* _Aim of the task_
Work out how many lines of the listing hold "initials", then state only that count.

[A block of data]

***

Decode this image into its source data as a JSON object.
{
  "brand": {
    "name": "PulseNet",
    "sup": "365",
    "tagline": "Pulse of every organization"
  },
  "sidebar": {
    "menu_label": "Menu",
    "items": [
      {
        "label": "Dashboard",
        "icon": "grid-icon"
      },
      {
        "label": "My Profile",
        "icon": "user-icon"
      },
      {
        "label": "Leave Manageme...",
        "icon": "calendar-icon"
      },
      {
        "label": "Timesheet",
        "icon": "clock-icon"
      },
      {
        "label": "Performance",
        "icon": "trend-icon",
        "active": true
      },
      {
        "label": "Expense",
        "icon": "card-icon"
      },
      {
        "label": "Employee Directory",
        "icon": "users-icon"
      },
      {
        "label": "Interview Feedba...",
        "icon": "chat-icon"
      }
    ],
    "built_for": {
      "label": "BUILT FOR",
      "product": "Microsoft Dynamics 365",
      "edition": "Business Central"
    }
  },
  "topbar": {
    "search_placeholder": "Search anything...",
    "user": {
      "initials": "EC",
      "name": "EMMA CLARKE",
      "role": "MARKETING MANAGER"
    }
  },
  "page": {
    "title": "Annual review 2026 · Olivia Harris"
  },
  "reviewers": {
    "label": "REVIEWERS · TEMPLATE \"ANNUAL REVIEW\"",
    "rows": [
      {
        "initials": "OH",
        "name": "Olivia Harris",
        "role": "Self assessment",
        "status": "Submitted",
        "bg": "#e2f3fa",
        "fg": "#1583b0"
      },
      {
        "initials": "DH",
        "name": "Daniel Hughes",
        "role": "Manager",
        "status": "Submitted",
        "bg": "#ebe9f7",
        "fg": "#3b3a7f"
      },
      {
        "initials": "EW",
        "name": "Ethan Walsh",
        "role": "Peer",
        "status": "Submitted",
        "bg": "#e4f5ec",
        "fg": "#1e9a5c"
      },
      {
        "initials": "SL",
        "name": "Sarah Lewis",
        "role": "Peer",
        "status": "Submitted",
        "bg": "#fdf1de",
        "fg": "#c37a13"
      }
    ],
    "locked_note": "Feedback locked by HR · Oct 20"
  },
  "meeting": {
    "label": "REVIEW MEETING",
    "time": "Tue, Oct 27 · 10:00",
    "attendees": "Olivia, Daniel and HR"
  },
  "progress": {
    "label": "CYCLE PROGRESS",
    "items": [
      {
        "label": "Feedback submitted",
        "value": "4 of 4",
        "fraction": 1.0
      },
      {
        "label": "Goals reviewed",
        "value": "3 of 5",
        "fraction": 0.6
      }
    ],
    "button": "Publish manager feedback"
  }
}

***

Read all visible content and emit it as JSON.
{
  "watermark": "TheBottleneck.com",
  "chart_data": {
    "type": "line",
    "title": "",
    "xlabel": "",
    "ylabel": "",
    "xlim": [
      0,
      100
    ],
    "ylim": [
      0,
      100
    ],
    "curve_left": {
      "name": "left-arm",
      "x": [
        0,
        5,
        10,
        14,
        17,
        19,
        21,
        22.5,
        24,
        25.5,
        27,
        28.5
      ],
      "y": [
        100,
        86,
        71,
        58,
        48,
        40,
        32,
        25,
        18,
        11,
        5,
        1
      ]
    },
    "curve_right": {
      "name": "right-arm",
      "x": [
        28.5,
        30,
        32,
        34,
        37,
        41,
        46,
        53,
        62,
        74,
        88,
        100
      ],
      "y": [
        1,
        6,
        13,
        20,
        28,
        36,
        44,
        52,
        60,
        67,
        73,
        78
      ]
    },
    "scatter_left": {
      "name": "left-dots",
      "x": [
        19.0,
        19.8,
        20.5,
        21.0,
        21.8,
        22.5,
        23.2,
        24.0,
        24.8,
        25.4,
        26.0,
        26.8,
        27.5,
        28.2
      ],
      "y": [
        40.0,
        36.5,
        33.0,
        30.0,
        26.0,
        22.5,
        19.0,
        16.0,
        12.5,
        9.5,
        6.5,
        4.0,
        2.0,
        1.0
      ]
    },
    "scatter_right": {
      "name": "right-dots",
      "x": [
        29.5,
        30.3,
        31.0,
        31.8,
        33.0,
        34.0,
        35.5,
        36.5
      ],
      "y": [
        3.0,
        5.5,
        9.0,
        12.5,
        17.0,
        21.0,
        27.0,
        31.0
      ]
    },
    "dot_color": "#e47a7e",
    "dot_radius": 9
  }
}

***

* _Response_
5